(Extracted data entries)
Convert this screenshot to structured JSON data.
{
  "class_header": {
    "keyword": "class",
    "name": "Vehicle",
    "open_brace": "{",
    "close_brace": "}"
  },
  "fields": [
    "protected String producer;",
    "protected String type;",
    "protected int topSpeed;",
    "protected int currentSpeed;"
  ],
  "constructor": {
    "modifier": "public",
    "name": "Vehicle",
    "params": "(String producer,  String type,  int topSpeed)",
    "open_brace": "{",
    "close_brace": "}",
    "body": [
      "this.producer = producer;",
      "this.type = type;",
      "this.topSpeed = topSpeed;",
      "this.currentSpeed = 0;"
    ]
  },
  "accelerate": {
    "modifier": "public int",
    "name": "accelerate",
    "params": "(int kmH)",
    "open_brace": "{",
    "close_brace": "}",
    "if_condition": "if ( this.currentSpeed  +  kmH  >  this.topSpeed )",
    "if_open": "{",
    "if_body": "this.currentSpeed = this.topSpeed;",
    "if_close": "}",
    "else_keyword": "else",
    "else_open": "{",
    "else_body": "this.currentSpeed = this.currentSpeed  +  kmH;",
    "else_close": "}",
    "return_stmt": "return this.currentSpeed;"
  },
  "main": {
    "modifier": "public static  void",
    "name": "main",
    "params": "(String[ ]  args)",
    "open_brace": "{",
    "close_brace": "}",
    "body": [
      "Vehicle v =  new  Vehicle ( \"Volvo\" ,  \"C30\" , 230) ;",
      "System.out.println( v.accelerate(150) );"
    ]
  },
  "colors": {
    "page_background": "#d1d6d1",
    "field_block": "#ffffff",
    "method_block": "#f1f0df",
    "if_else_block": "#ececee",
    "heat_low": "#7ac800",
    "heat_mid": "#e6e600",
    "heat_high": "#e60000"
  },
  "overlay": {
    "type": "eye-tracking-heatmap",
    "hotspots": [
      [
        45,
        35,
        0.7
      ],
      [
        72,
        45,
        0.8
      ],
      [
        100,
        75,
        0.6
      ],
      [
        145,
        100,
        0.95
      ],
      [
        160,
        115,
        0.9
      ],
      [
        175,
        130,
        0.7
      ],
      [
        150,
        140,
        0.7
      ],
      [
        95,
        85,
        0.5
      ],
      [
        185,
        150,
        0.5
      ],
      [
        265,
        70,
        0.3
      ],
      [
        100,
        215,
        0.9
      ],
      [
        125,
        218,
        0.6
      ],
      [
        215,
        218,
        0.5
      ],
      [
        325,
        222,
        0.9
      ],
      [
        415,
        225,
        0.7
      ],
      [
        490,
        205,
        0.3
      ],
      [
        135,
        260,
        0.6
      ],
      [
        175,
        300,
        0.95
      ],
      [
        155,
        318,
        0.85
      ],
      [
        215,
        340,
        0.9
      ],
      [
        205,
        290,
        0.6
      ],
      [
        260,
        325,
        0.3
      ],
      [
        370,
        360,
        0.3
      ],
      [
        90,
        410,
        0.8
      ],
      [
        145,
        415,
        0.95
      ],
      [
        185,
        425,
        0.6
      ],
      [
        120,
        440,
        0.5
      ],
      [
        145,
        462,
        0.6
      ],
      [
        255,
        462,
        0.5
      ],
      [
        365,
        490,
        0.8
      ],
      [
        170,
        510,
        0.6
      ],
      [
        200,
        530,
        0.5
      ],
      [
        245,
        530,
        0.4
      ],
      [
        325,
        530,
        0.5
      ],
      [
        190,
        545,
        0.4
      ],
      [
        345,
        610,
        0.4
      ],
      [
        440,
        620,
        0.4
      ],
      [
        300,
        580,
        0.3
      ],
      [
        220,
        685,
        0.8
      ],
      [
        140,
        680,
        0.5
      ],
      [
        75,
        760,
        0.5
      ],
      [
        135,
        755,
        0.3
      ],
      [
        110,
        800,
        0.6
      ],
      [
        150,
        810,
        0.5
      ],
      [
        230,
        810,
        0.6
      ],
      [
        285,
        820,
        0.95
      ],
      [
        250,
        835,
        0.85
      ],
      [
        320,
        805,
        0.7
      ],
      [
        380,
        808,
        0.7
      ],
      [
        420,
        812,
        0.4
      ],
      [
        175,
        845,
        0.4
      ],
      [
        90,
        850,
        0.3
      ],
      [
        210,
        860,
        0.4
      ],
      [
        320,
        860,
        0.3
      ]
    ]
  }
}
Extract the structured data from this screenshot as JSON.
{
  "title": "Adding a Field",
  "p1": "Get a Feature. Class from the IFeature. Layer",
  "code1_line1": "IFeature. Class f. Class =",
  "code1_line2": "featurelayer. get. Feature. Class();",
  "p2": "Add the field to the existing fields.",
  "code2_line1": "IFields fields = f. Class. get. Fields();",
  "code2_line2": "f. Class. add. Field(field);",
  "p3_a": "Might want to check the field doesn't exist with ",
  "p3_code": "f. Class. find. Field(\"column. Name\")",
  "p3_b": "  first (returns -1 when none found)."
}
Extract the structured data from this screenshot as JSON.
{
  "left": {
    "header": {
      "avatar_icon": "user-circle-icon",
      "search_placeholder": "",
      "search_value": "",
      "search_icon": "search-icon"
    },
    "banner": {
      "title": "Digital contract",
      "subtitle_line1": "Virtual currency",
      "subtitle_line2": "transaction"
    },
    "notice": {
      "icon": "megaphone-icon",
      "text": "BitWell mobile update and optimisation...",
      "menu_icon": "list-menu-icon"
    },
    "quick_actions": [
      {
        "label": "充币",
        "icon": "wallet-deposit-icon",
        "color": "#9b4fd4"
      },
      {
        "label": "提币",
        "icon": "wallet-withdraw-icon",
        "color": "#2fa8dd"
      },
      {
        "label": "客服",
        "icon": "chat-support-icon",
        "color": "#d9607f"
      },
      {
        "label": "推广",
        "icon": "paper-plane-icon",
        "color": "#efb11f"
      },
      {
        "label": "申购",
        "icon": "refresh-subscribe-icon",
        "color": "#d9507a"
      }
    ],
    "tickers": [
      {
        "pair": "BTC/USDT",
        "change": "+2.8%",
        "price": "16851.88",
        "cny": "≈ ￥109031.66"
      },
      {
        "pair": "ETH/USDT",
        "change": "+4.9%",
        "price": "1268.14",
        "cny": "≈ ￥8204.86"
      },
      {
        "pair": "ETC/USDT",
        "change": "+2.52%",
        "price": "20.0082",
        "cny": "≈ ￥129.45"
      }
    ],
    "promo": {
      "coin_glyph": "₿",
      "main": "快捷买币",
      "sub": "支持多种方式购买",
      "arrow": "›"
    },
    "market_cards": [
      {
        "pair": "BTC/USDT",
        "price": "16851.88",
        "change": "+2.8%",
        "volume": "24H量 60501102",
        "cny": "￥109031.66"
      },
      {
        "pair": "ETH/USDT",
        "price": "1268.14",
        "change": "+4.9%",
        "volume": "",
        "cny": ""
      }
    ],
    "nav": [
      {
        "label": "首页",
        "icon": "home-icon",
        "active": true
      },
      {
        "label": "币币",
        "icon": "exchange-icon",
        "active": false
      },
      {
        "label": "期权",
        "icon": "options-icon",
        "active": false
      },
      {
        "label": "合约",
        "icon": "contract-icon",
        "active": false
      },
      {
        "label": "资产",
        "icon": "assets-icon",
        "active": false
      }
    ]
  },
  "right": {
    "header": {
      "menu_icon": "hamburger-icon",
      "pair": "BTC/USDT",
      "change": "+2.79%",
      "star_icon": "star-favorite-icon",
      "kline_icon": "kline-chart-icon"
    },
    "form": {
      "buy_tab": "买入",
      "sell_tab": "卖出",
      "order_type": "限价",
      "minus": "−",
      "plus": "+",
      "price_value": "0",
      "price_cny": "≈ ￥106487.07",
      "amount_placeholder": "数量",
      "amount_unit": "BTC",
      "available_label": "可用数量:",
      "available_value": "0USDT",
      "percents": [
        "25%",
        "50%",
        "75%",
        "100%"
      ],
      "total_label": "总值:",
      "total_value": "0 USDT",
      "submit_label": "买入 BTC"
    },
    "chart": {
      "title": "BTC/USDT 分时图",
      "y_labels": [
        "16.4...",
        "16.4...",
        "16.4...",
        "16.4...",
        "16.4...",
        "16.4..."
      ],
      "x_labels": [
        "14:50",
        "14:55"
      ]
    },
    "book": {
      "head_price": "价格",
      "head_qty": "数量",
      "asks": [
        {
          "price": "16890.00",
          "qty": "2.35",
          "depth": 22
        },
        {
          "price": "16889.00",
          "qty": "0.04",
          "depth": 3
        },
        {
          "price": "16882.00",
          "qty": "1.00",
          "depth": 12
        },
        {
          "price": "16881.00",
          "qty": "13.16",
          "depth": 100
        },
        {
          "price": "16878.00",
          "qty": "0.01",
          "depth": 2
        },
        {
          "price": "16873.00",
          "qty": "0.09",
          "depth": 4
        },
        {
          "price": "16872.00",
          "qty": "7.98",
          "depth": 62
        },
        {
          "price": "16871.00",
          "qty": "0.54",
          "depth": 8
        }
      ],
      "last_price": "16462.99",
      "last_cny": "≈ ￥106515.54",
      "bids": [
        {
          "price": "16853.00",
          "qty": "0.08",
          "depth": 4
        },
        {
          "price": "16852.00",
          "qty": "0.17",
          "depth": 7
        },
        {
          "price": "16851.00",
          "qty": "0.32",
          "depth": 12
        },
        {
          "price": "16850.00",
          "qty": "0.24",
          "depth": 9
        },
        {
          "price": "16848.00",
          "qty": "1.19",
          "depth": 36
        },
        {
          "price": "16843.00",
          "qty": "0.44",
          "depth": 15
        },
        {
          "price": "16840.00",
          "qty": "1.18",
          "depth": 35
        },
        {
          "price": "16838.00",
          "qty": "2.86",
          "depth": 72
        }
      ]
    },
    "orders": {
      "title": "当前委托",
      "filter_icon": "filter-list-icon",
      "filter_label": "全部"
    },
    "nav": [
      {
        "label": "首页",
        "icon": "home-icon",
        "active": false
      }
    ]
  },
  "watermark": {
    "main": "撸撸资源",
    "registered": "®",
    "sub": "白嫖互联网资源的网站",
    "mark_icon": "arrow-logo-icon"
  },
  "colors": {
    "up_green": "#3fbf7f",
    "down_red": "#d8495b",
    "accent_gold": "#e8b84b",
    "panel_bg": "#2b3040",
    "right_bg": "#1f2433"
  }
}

▸ **Exercise directions**
Track down every line of the material containing the string "modifier", and copy it.

▸ **Answer in full**
    "modifier": "public",
    "modifier": "public int",
    "modifier": "public static  void",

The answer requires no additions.